Set problem: Return each line of the records with nothing changed, pictures excepted.

Material to process:
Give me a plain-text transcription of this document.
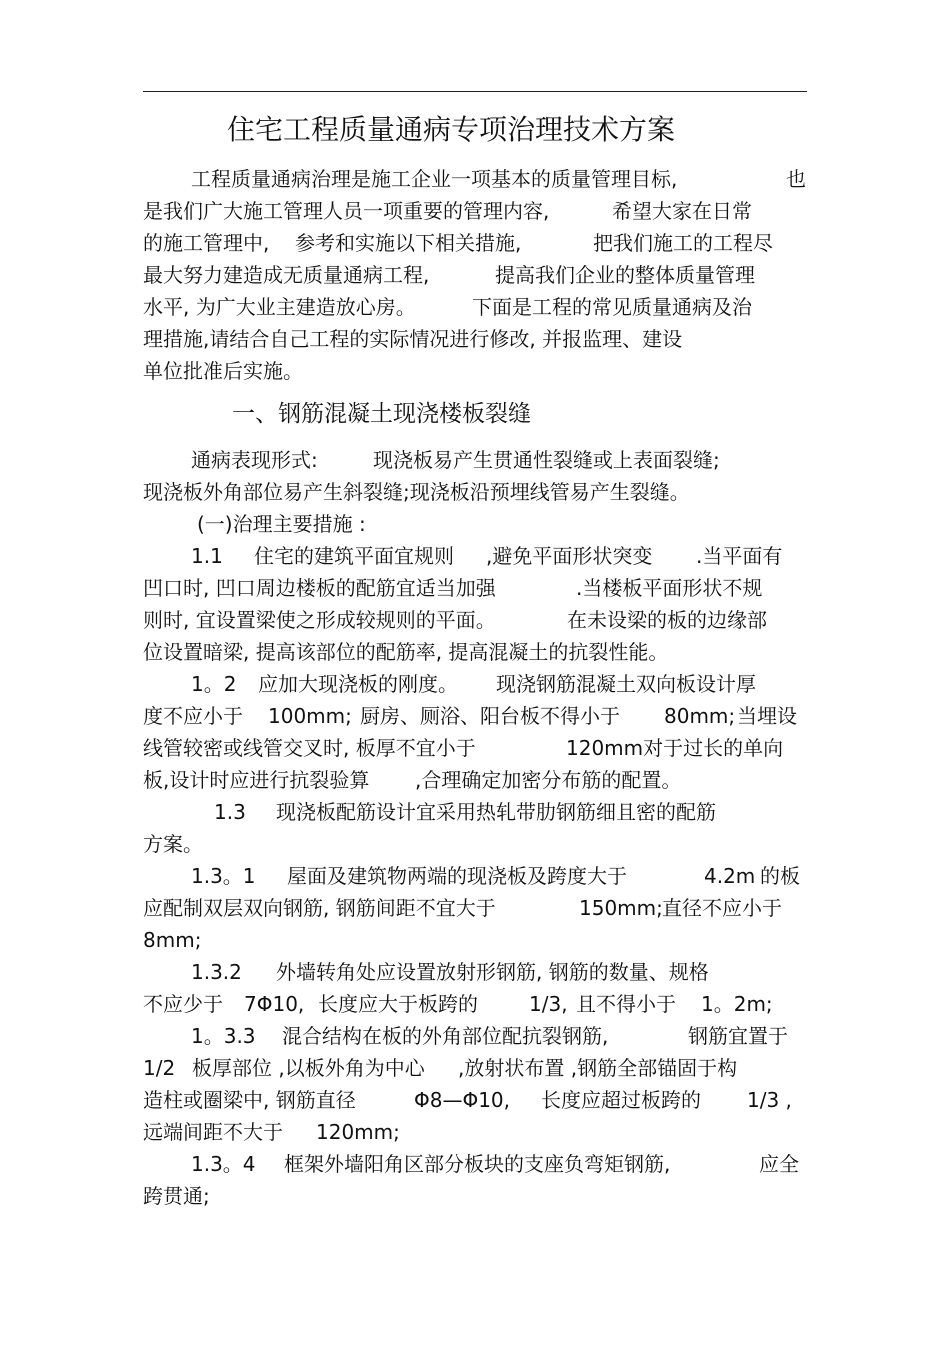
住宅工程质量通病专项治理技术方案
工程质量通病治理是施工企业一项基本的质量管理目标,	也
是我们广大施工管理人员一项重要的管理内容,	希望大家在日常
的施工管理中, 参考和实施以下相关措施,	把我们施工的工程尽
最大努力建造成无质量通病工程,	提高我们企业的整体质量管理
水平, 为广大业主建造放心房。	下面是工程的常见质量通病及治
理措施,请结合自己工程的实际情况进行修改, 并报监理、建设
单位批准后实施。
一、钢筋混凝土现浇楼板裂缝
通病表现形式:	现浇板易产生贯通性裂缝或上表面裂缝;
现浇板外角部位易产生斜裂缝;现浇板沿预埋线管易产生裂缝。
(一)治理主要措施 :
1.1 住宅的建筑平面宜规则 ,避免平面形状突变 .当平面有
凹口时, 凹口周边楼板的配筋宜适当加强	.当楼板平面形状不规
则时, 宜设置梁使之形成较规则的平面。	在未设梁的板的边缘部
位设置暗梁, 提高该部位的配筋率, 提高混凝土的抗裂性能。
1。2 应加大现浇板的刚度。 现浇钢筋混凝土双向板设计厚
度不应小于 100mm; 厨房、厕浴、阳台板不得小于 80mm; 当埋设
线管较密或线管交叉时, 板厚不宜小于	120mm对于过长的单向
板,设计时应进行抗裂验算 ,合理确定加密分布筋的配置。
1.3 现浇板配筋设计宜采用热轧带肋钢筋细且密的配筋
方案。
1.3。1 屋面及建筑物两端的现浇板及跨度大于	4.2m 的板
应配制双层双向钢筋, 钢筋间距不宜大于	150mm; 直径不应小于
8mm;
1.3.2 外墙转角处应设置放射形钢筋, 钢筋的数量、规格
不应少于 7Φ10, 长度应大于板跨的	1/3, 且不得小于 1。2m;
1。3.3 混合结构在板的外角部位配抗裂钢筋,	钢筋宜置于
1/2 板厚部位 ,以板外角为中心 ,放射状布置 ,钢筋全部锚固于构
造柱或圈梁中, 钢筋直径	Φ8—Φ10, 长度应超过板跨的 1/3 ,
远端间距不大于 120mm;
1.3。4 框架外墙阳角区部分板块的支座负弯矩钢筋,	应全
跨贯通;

Answer below:
Give me a plain-text transcription of this document.
住宅工程质量通病专项治理技术方案
工程质量通病治理是施工企业一项基本的质量管理目标,	也
是我们广大施工管理人员一项重要的管理内容,	希望大家在日常
的施工管理中, 参考和实施以下相关措施,	把我们施工的工程尽
最大努力建造成无质量通病工程,	提高我们企业的整体质量管理
水平, 为广大业主建造放心房。	下面是工程的常见质量通病及治
理措施,请结合自己工程的实际情况进行修改, 并报监理、建设
单位批准后实施。
一、钢筋混凝土现浇楼板裂缝
通病表现形式:	现浇板易产生贯通性裂缝或上表面裂缝;
现浇板外角部位易产生斜裂缝;现浇板沿预埋线管易产生裂缝。
(一)治理主要措施 :
1.1 住宅的建筑平面宜规则 ,避免平面形状突变 .当平面有
凹口时, 凹口周边楼板的配筋宜适当加强	.当楼板平面形状不规
则时, 宜设置梁使之形成较规则的平面。	在未设梁的板的边缘部
位设置暗梁, 提高该部位的配筋率, 提高混凝土的抗裂性能。
1。2 应加大现浇板的刚度。 现浇钢筋混凝土双向板设计厚
度不应小于 100mm; 厨房、厕浴、阳台板不得小于 80mm; 当埋设
线管较密或线管交叉时, 板厚不宜小于	120mm对于过长的单向
板,设计时应进行抗裂验算 ,合理确定加密分布筋的配置。
1.3 现浇板配筋设计宜采用热轧带肋钢筋细且密的配筋
方案。
1.3。1 屋面及建筑物两端的现浇板及跨度大于	4.2m 的板
应配制双层双向钢筋, 钢筋间距不宜大于	150mm; 直径不应小于
8mm;
1.3.2 外墙转角处应设置放射形钢筋, 钢筋的数量、规格
不应少于 7Φ10, 长度应大于板跨的	1/3, 且不得小于 1。2m;
1。3.3 混合结构在板的外角部位配抗裂钢筋,	钢筋宜置于
1/2 板厚部位 ,以板外角为中心 ,放射状布置 ,钢筋全部锚固于构
造柱或圈梁中, 钢筋直径	Φ8—Φ10, 长度应超过板跨的 1/3 ,
远端间距不大于 120mm;
1.3。4 框架外墙阳角区部分板块的支座负弯矩钢筋,	应全
跨贯通;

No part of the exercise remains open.